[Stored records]
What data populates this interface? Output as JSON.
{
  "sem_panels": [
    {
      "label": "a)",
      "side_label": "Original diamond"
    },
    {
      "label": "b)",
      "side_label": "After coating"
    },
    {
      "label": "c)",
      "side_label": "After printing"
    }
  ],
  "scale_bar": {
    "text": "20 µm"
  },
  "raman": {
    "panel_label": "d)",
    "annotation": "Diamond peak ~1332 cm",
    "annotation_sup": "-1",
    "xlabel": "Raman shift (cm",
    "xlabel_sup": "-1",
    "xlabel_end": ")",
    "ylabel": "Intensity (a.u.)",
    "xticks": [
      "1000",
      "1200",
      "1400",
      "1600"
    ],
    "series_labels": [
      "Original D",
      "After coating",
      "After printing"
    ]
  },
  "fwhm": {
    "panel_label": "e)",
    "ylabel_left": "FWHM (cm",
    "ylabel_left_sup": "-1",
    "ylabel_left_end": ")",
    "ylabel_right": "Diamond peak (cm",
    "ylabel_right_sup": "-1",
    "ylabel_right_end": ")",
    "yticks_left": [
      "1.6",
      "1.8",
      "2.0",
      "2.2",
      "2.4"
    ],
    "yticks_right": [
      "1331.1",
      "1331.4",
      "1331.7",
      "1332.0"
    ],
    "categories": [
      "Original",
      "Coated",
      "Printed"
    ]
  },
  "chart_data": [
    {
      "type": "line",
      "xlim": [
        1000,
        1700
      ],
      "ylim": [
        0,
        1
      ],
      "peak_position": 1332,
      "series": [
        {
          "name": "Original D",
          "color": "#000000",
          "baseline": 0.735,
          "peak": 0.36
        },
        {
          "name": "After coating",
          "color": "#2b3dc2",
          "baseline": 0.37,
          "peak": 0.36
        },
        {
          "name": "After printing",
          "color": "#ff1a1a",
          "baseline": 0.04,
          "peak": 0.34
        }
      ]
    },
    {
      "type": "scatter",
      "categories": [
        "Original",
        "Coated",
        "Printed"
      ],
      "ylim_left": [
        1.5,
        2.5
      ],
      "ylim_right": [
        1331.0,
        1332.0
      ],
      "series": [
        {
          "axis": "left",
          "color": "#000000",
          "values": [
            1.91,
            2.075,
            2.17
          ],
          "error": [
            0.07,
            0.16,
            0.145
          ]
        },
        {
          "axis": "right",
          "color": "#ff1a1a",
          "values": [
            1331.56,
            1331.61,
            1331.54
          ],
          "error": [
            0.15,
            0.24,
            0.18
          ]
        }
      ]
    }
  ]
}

▸ **Task details**:
Say how many lines include the word "Original"; reply with the number alone.

▸ **Exercise result**:
5